DIRECTION: For each line of the data below that holds "quart", copy the line.
┏━━
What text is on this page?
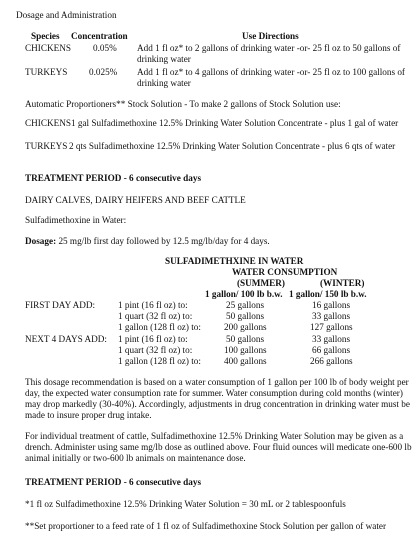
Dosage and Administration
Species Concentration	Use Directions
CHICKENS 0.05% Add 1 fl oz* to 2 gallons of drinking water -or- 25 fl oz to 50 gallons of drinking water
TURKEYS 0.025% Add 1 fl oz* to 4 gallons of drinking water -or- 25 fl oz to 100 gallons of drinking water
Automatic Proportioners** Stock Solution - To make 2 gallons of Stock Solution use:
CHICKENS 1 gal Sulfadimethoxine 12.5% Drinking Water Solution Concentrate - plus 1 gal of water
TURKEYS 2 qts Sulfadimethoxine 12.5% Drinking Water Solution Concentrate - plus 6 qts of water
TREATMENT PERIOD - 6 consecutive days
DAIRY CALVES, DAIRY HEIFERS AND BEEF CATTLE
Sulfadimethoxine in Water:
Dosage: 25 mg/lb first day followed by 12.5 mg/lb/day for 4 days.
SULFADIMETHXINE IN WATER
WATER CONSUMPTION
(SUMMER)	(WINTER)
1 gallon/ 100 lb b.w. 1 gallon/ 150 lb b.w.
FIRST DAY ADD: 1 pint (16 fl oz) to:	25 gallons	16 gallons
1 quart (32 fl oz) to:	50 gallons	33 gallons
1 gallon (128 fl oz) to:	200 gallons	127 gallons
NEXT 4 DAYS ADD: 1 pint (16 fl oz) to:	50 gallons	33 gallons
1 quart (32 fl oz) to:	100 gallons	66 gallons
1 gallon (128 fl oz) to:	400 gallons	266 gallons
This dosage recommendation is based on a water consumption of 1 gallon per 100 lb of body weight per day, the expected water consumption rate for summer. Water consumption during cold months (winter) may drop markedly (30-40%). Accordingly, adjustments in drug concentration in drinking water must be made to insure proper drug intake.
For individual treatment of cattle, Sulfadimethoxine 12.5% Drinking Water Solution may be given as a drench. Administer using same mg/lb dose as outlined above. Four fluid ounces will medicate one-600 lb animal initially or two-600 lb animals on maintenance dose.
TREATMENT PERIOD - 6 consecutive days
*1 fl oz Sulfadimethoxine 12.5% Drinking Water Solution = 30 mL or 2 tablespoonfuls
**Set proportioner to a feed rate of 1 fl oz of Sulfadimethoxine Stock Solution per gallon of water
┗━━
┏━━
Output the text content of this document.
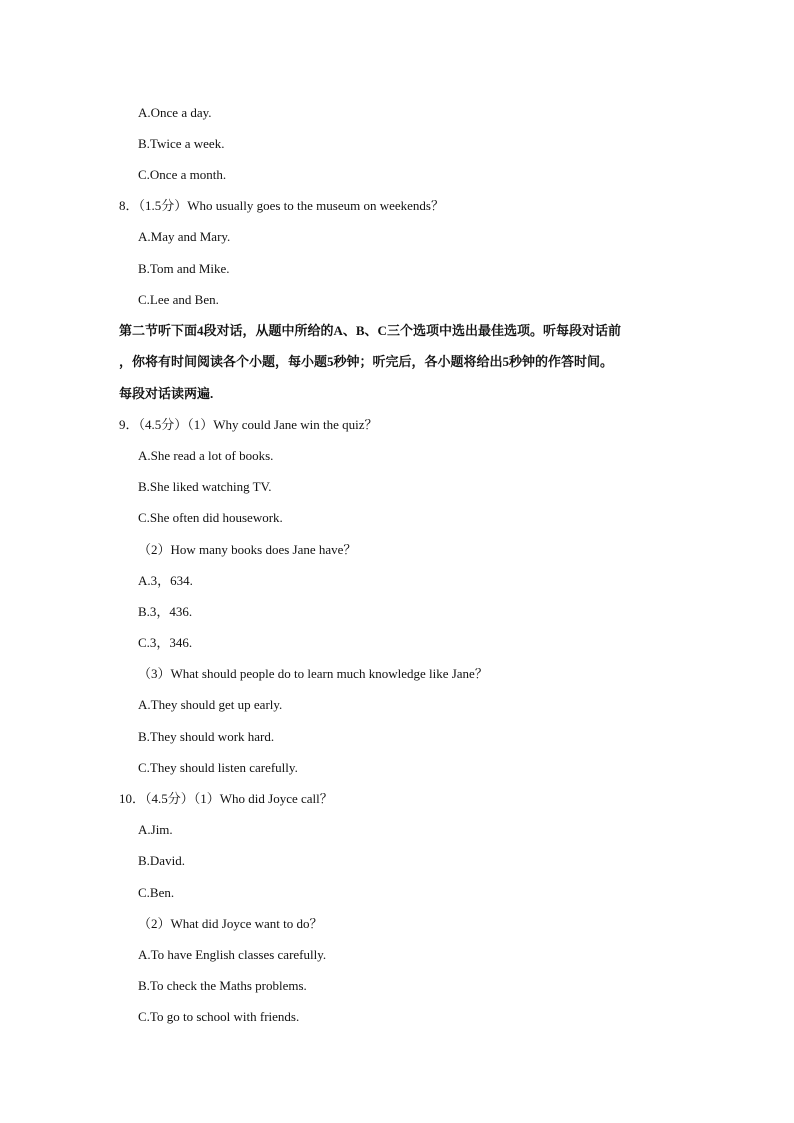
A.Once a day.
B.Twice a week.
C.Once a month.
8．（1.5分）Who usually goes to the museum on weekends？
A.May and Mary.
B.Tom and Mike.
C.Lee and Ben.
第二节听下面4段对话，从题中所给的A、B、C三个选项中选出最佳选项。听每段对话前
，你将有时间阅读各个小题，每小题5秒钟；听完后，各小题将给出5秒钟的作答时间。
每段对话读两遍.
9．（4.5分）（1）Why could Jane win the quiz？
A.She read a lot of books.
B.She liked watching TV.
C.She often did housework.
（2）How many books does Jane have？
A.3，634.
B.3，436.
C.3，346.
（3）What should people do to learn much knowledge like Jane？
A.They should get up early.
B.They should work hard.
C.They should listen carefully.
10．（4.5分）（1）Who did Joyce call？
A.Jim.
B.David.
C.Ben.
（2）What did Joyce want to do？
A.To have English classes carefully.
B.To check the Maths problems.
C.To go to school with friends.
┗━━
┏━━
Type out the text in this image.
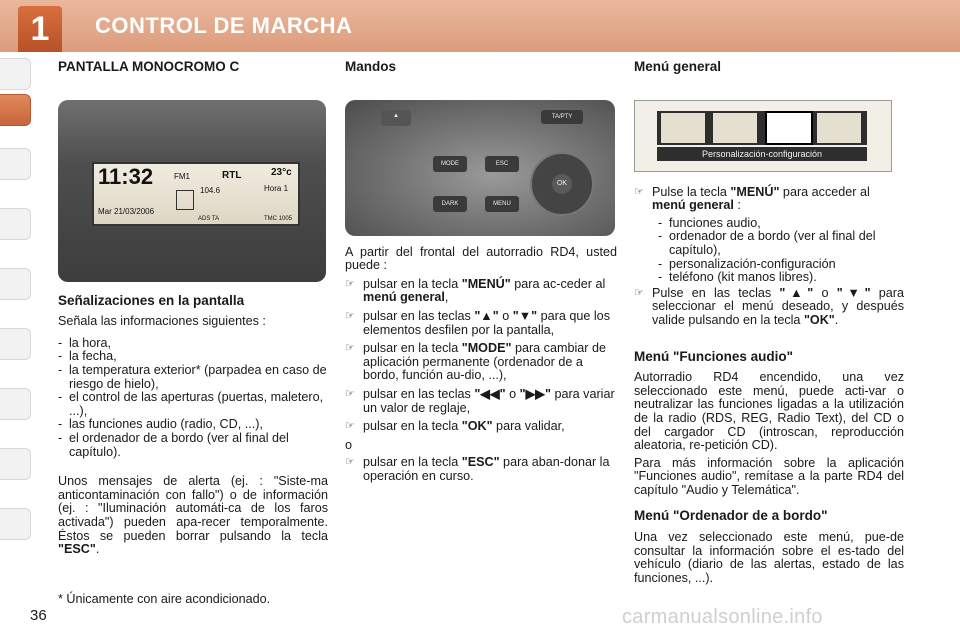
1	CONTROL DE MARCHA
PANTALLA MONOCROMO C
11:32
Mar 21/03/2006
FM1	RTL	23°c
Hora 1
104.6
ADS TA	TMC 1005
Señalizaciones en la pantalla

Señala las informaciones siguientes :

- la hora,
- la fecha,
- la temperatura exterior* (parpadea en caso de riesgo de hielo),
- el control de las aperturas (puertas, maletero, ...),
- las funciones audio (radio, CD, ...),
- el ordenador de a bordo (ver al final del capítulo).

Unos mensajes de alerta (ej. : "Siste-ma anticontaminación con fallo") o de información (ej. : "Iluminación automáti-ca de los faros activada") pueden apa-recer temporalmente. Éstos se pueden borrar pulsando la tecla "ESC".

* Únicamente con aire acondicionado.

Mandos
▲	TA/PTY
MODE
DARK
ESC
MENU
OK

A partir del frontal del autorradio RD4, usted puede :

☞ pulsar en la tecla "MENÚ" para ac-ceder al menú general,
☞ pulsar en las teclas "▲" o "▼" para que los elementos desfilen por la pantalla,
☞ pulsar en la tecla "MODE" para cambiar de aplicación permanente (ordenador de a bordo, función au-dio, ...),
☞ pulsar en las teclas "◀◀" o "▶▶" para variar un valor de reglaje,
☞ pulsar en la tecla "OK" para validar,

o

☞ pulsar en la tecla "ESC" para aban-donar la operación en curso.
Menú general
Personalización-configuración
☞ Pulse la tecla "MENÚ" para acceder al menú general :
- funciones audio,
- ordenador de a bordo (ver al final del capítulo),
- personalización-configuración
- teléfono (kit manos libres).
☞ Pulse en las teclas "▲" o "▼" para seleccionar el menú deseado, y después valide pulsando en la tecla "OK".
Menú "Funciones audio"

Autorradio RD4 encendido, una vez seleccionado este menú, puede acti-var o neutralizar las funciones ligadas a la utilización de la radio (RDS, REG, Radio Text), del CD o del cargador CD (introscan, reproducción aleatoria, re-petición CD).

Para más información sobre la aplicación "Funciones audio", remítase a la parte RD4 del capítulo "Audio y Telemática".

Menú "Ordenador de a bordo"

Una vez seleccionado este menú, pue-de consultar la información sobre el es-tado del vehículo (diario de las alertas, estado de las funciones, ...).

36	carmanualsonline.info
┗━━
ANSWER FOR THIS EXERCISE:
1 quart (32 fl oz) to:	50 gallons	33 gallons
1 quart (32 fl oz) to:	100 gallons	66 gallons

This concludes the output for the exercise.